Entries taken from a collection.
+ + + + + + +
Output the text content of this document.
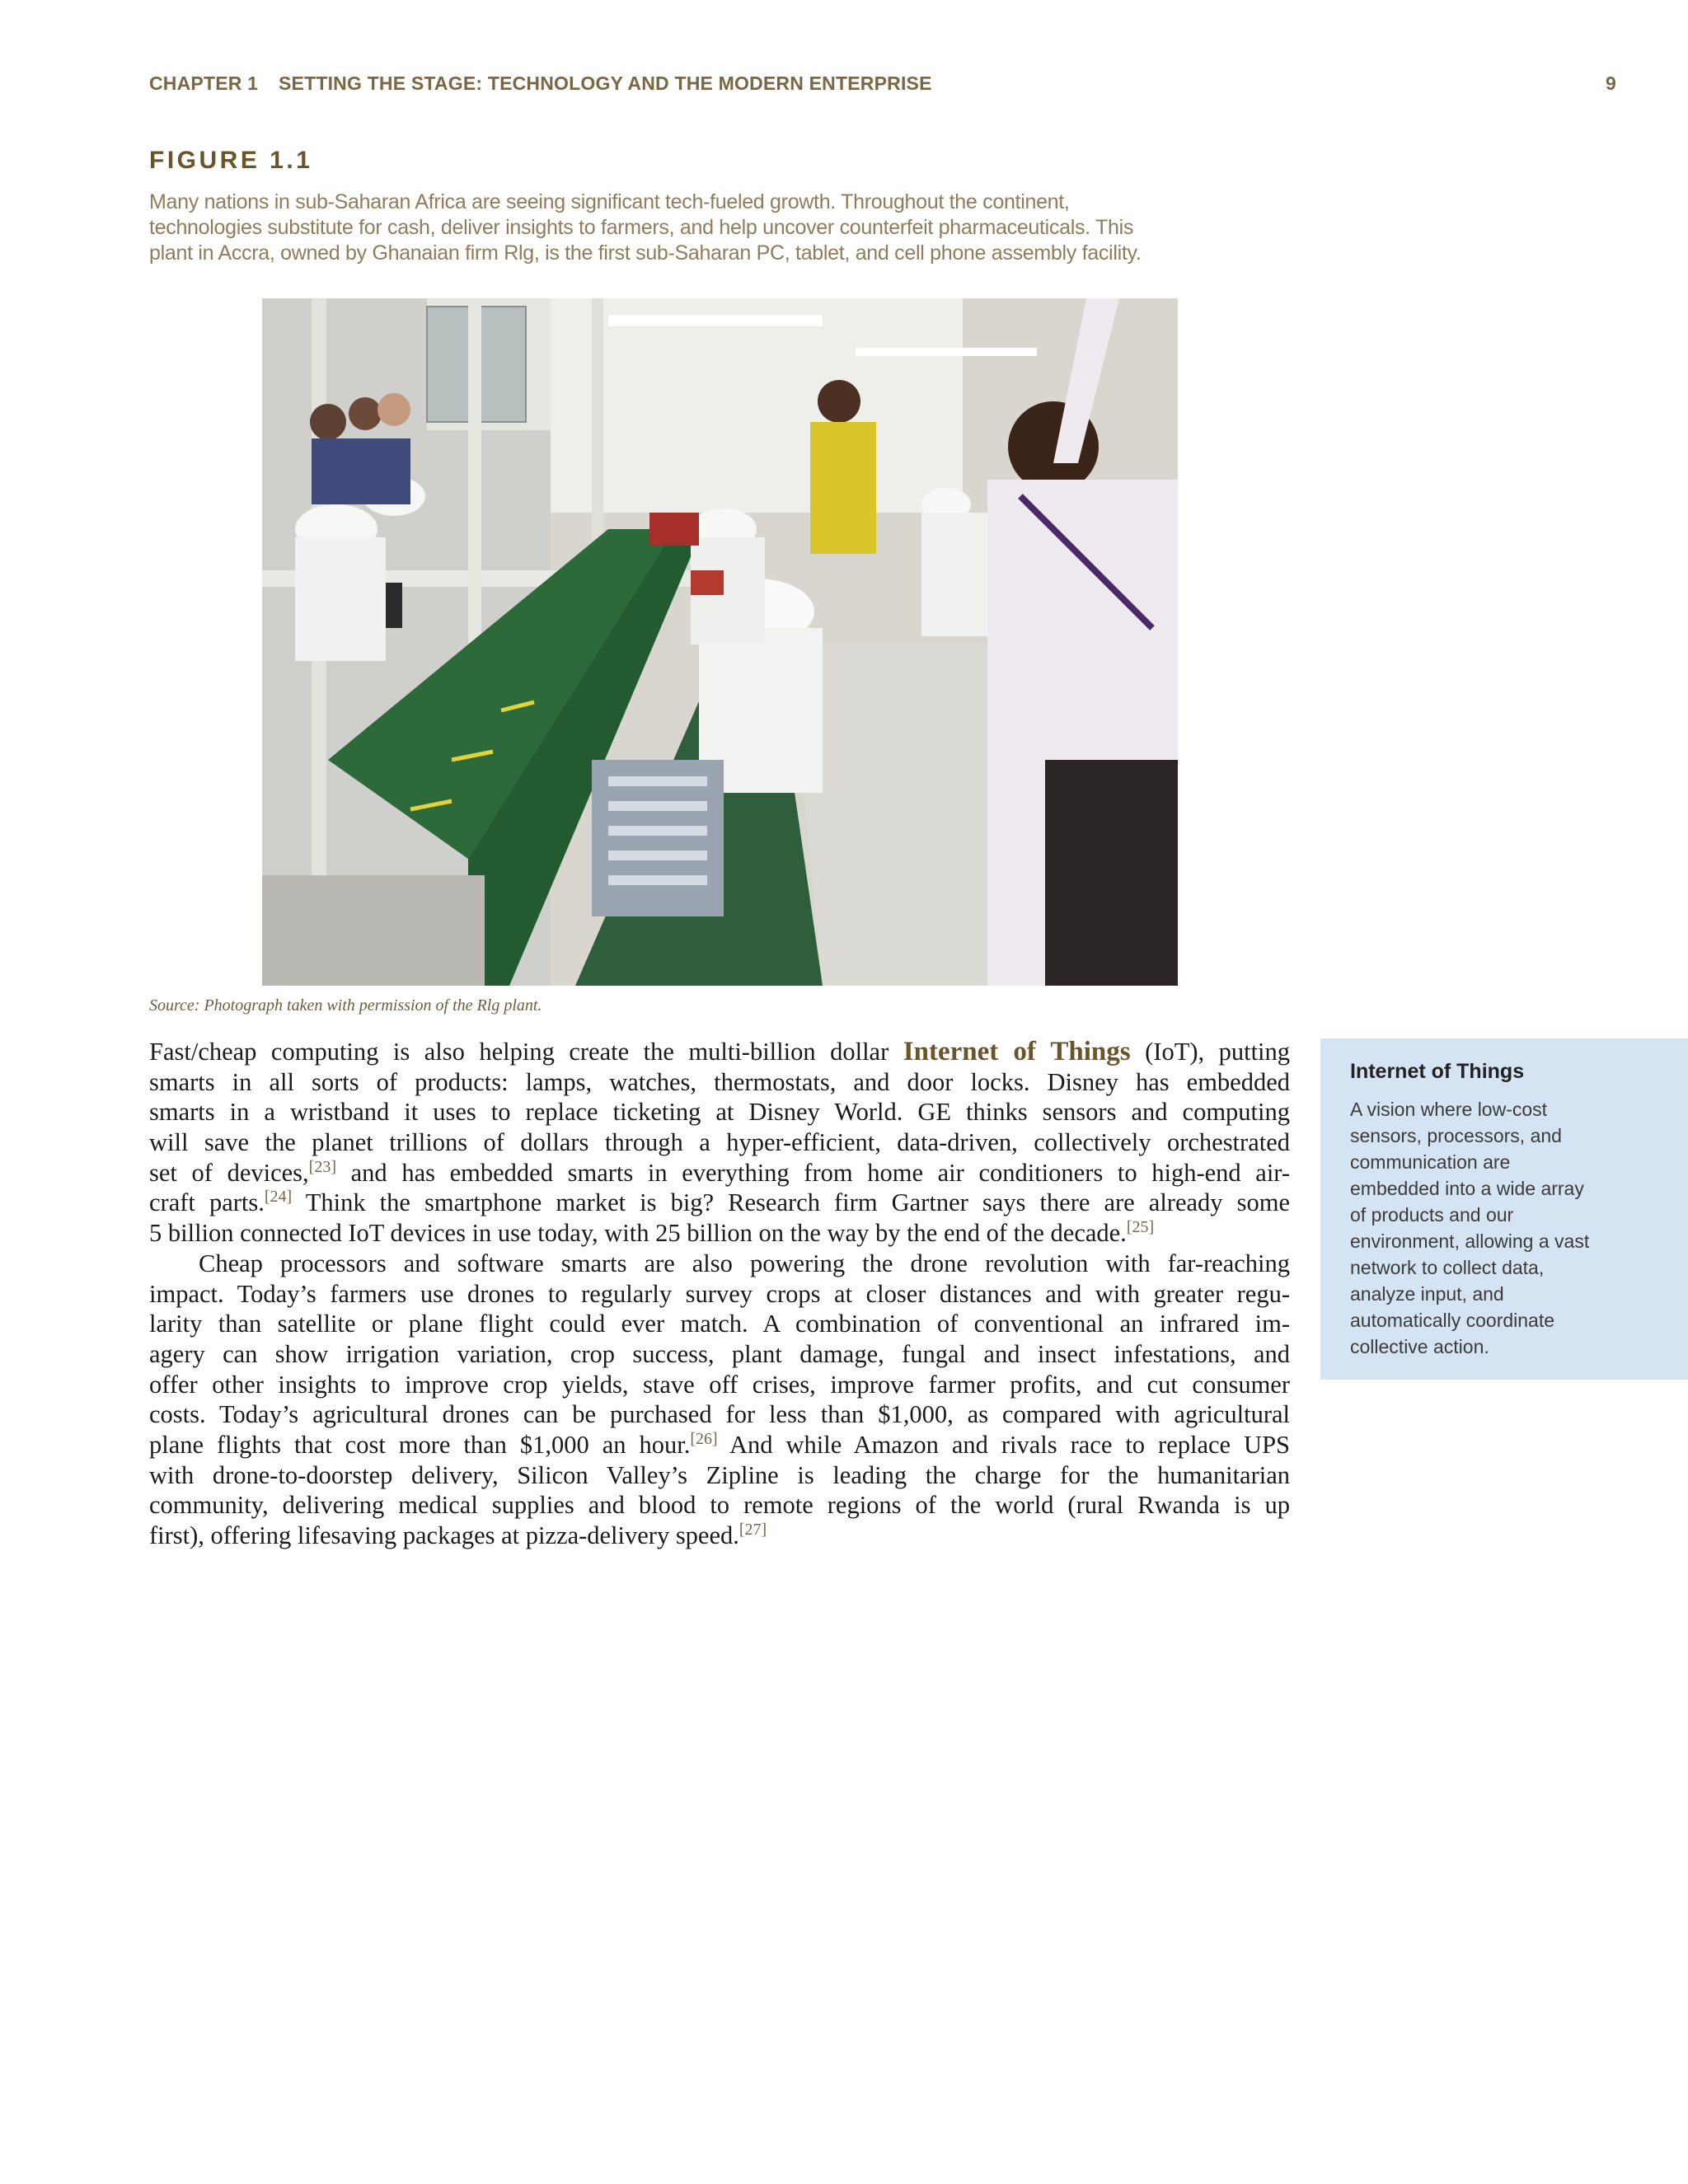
CHAPTER 1 SETTING THE STAGE: TECHNOLOGY AND THE MODERN ENTERPRISE	9
FIGURE 1.1
Many nations in sub-Saharan Africa are seeing significant tech-fueled growth. Throughout the continent,
technologies substitute for cash, deliver insights to farmers, and help uncover counterfeit pharmaceuticals. This
plant in Accra, owned by Ghanaian firm Rlg, is the first sub-Saharan PC, tablet, and cell phone assembly facility.
Source: Photograph taken with permission of the Rlg plant.
Fast/cheap computing is also helping create the multi-billion dollar Internet of Things (IoT), putting
smarts in all sorts of products: lamps, watches, thermostats, and door locks. Disney has embedded
smarts in a wristband it uses to replace ticketing at Disney World. GE thinks sensors and computing
will save the planet trillions of dollars through a hyper-efficient, data-driven, collectively orchestrated
set of devices,[23] and has embedded smarts in everything from home air conditioners to high-end air-
craft parts.[24] Think the smartphone market is big? Research firm Gartner says there are already some
5 billion connected IoT devices in use today, with 25 billion on the way by the end of the decade.[25]
Cheap processors and software smarts are also powering the drone revolution with far-reaching
impact. Today’s farmers use drones to regularly survey crops at closer distances and with greater regu-
larity than satellite or plane flight could ever match. A combination of conventional an infrared im-
agery can show irrigation variation, crop success, plant damage, fungal and insect infestations, and
offer other insights to improve crop yields, stave off crises, improve farmer profits, and cut consumer
costs. Today’s agricultural drones can be purchased for less than $1,000, as compared with agricultural
plane flights that cost more than $1,000 an hour.[26] And while Amazon and rivals race to replace UPS
with drone-to-doorstep delivery, Silicon Valley’s Zipline is leading the charge for the humanitarian
community, delivering medical supplies and blood to remote regions of the world (rural Rwanda is up
first), offering lifesaving packages at pizza-delivery speed.[27]
Internet of Things
A vision where low-cost
sensors, processors, and
communication are
embedded into a wide array
of products and our
environment, allowing a vast
network to collect data,
analyze input, and
automatically coordinate
collective action.
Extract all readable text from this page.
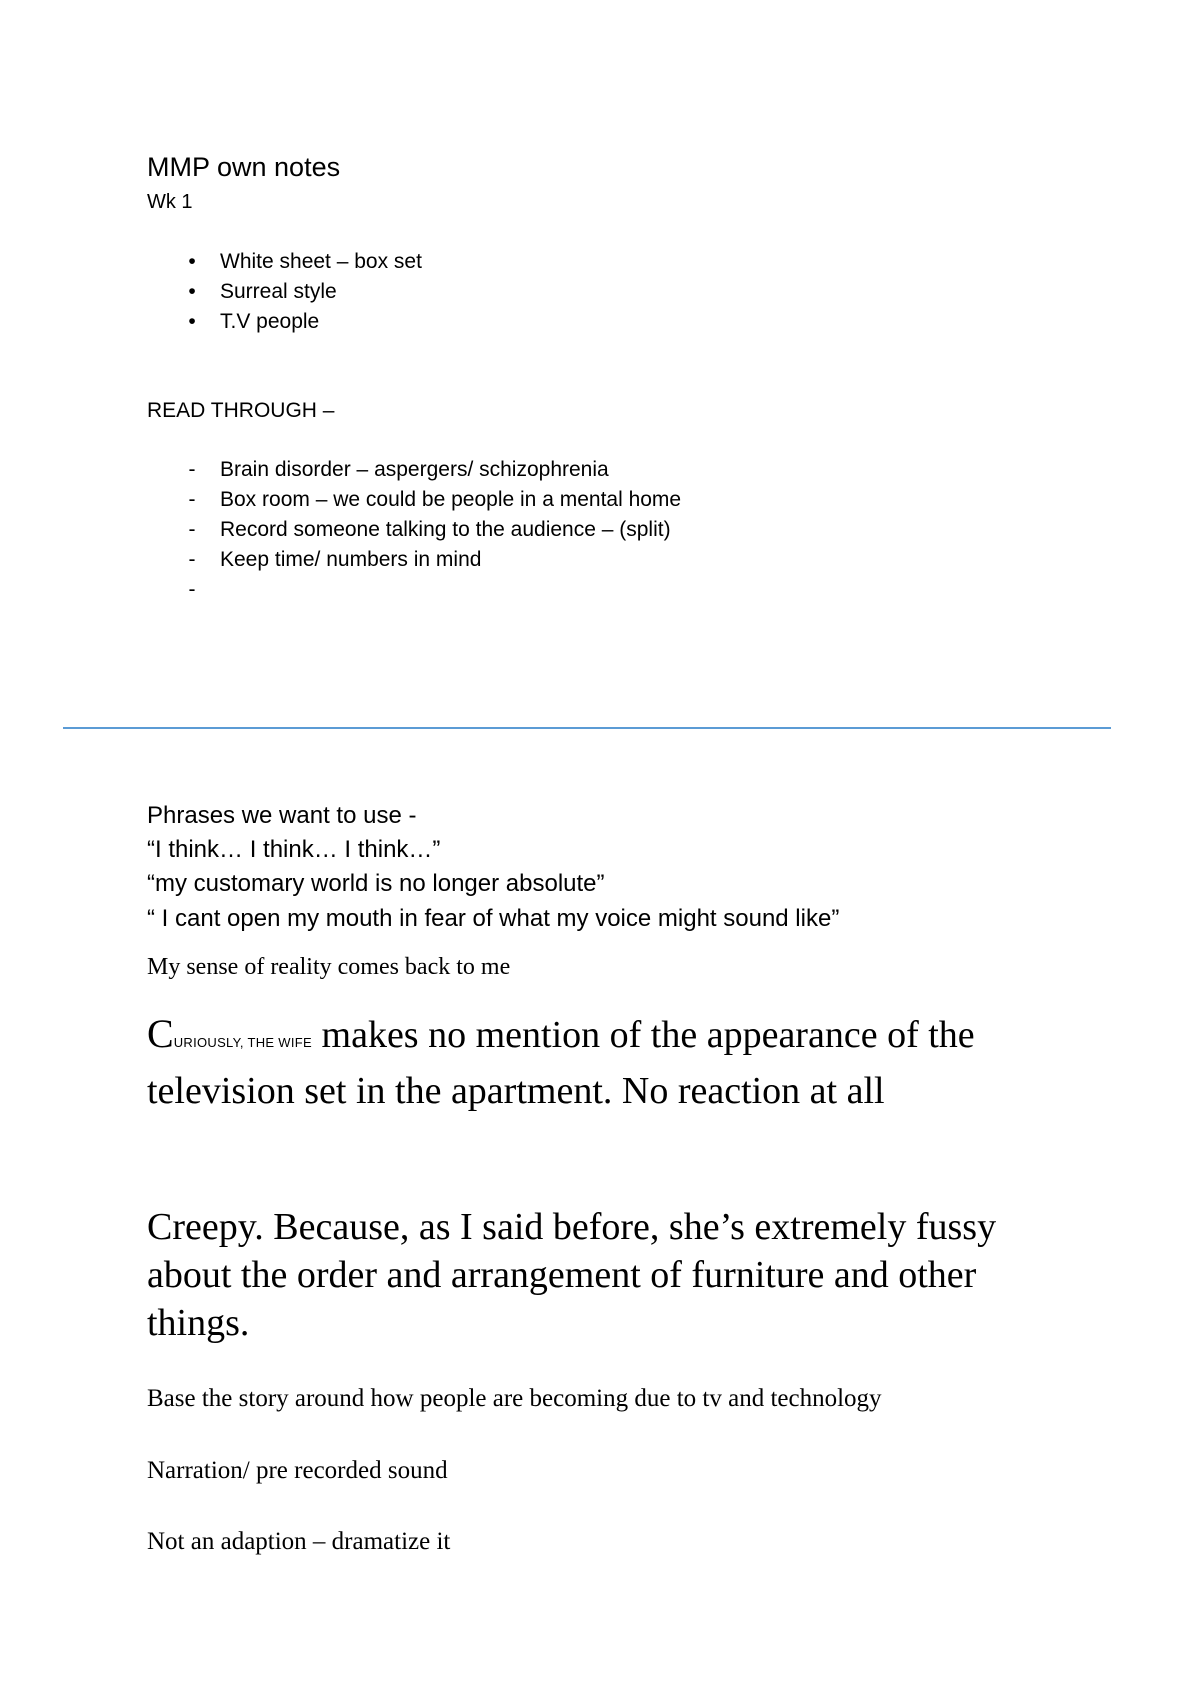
MMP own notes
Wk 1
• White sheet – box set
• Surreal style
• T.V people
READ THROUGH –
- Brain disorder – aspergers/ schizophrenia
- Box room – we could be people in a mental home
- Record someone talking to the audience – (split)
- Keep time/ numbers in mind
-
Phrases we want to use -
“I think… I think… I think…”
“my customary world is no longer absolute”
“ I cant open my mouth in fear of what my voice might sound like”
My sense of reality comes back to me
CURIOUSLY, THE WIFE makes no mention of the appearance of the television set in the apartment. No reaction at all
Creepy. Because, as I said before, she’s extremely fussy about the order and arrangement of furniture and other things.
Base the story around how people are becoming due to tv and technology
Narration/ pre recorded sound
Not an adaption – dramatize it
+ + + + + + +
Pictures are excluded; output everything else in the data verbatim.

Output the text content of this document.
CHAPTER 1 SETTING THE STAGE: TECHNOLOGY AND THE MODERN ENTERPRISE	9
FIGURE 1.1
Many nations in sub-Saharan Africa are seeing significant tech-fueled growth. Throughout the continent,
technologies substitute for cash, deliver insights to farmers, and help uncover counterfeit pharmaceuticals. This
plant in Accra, owned by Ghanaian firm Rlg, is the first sub-Saharan PC, tablet, and cell phone assembly facility.
Source: Photograph taken with permission of the Rlg plant.
Fast/cheap computing is also helping create the multi-billion dollar Internet of Things (IoT), putting
smarts in all sorts of products: lamps, watches, thermostats, and door locks. Disney has embedded
smarts in a wristband it uses to replace ticketing at Disney World. GE thinks sensors and computing
will save the planet trillions of dollars through a hyper-efficient, data-driven, collectively orchestrated
set of devices,[23] and has embedded smarts in everything from home air conditioners to high-end air-
craft parts.[24] Think the smartphone market is big? Research firm Gartner says there are already some
5 billion connected IoT devices in use today, with 25 billion on the way by the end of the decade.[25]
Cheap processors and software smarts are also powering the drone revolution with far-reaching
impact. Today’s farmers use drones to regularly survey crops at closer distances and with greater regu-
larity than satellite or plane flight could ever match. A combination of conventional an infrared im-
agery can show irrigation variation, crop success, plant damage, fungal and insect infestations, and
offer other insights to improve crop yields, stave off crises, improve farmer profits, and cut consumer
costs. Today’s agricultural drones can be purchased for less than $1,000, as compared with agricultural
plane flights that cost more than $1,000 an hour.[26] And while Amazon and rivals race to replace UPS
with drone-to-doorstep delivery, Silicon Valley’s Zipline is leading the charge for the humanitarian
community, delivering medical supplies and blood to remote regions of the world (rural Rwanda is up
first), offering lifesaving packages at pizza-delivery speed.[27]
Internet of Things
A vision where low-cost
sensors, processors, and
communication are
embedded into a wide array
of products and our
environment, allowing a vast
network to collect data,
analyze input, and
automatically coordinate
collective action.
Extract all readable text from this page.
MMP own notes
Wk 1
• White sheet – box set
• Surreal style
• T.V people
READ THROUGH –
- Brain disorder – aspergers/ schizophrenia
- Box room – we could be people in a mental home
- Record someone talking to the audience – (split)
- Keep time/ numbers in mind
-
Phrases we want to use -
“I think… I think… I think…”
“my customary world is no longer absolute”
“ I cant open my mouth in fear of what my voice might sound like”
My sense of reality comes back to me
CURIOUSLY, THE WIFE makes no mention of the appearance of the television set in the apartment. No reaction at all
Creepy. Because, as I said before, she’s extremely fussy about the order and arrangement of furniture and other things.
Base the story around how people are becoming due to tv and technology
Narration/ pre recorded sound
Not an adaption – dramatize it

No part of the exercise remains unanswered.